Objective: The records that follow need to be output exactly as they are.

Dataset rows:

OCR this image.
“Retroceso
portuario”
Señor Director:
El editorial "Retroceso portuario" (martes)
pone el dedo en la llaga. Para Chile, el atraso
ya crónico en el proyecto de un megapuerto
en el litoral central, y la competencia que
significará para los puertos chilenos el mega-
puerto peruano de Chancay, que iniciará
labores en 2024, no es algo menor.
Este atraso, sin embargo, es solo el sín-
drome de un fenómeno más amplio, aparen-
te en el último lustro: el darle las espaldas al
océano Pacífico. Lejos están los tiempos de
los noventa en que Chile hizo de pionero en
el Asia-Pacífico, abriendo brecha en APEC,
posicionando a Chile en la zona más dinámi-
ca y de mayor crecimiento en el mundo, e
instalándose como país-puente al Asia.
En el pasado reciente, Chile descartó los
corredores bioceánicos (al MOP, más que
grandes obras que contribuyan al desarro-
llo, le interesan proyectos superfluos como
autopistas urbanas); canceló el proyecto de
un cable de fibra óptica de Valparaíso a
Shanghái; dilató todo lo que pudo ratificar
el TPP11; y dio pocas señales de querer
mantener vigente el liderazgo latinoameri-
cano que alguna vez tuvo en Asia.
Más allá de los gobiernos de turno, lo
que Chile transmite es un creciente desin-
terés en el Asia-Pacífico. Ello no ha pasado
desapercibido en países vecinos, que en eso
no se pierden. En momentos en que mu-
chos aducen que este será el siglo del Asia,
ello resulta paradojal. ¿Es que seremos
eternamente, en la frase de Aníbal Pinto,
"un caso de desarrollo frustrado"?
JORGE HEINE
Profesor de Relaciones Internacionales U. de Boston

Completed task:
OCR this image.
“Retroceso
portuario”
Señor Director:
El editorial "Retroceso portuario" (martes)
pone el dedo en la llaga. Para Chile, el atraso
ya crónico en el proyecto de un megapuerto
en el litoral central, y la competencia que
significará para los puertos chilenos el mega-
puerto peruano de Chancay, que iniciará
labores en 2024, no es algo menor.
Este atraso, sin embargo, es solo el sín-
drome de un fenómeno más amplio, aparen-
te en el último lustro: el darle las espaldas al
océano Pacífico. Lejos están los tiempos de
los noventa en que Chile hizo de pionero en
el Asia-Pacífico, abriendo brecha en APEC,
posicionando a Chile en la zona más dinámi-
ca y de mayor crecimiento en el mundo, e
instalándose como país-puente al Asia.
En el pasado reciente, Chile descartó los
corredores bioceánicos (al MOP, más que
grandes obras que contribuyan al desarro-
llo, le interesan proyectos superfluos como
autopistas urbanas); canceló el proyecto de
un cable de fibra óptica de Valparaíso a
Shanghái; dilató todo lo que pudo ratificar
el TPP11; y dio pocas señales de querer
mantener vigente el liderazgo latinoameri-
cano que alguna vez tuvo en Asia.
Más allá de los gobiernos de turno, lo
que Chile transmite es un creciente desin-
terés en el Asia-Pacífico. Ello no ha pasado
desapercibido en países vecinos, que en eso
no se pierden. En momentos en que mu-
chos aducen que este será el siglo del Asia,
ello resulta paradojal. ¿Es que seremos
eternamente, en la frase de Aníbal Pinto,
"un caso de desarrollo frustrado"?
JORGE HEINE
Profesor de Relaciones Internacionales U. de Boston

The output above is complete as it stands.